TASK DESCRIPTION: Repeat, exactly and in full, the lines of the listing below, but without any pictures.

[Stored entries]
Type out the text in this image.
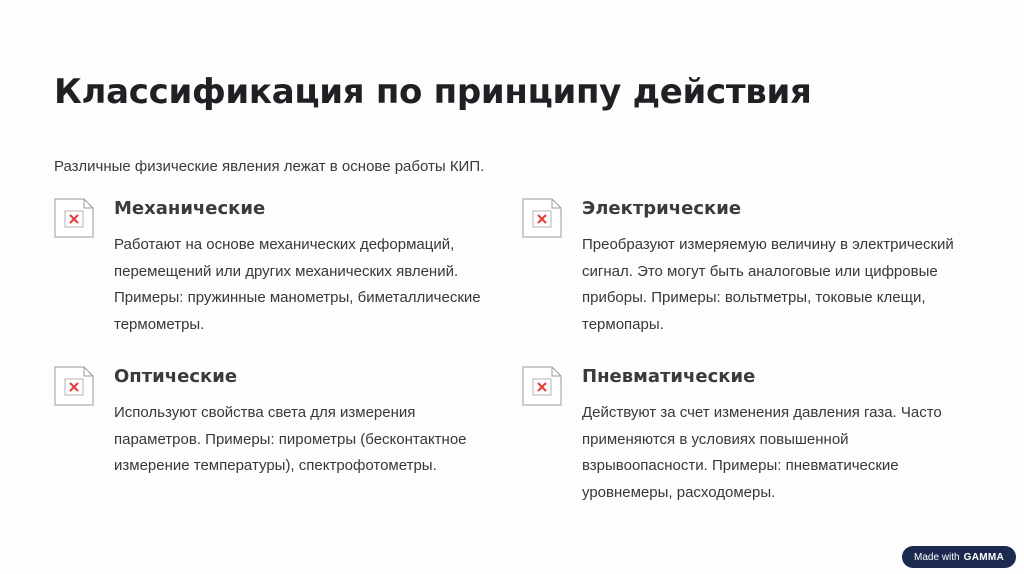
Классификация по принципу действия

Различные физические явления лежат в основе работы КИП.

Механические
Работают на основе механических деформаций, перемещений или других механических явлений. Примеры: пружинные манометры, биметаллические термометры.
Электрические
Преобразуют измеряемую величину в электрический сигнал. Это могут быть аналоговые или цифровые приборы. Примеры: вольтметры, токовые клещи, термопары.
Оптические
Используют свойства света для измерения параметров. Примеры: пирометры (бесконтактное измерение температуры), спектрофотометры.
Пневматические
Действуют за счет изменения давления газа. Часто применяются в условиях повышенной взрывоопасности. Примеры: пневматические уровнемеры, расходомеры.
Made with GAMMA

SOLUTION FOR THIS PROBLEM:
Type out the text in this image.
Классификация по принципу действия

Различные физические явления лежат в основе работы КИП.

Механические
Работают на основе механических деформаций, перемещений или других механических явлений. Примеры: пружинные манометры, биметаллические термометры.
Электрические
Преобразуют измеряемую величину в электрический сигнал. Это могут быть аналоговые или цифровые приборы. Примеры: вольтметры, токовые клещи, термопары.
Оптические
Используют свойства света для измерения параметров. Примеры: пирометры (бесконтактное измерение температуры), спектрофотометры.
Пневматические
Действуют за счет изменения давления газа. Часто применяются в условиях повышенной взрывоопасности. Примеры: пневматические уровнемеры, расходомеры.
Made with GAMMA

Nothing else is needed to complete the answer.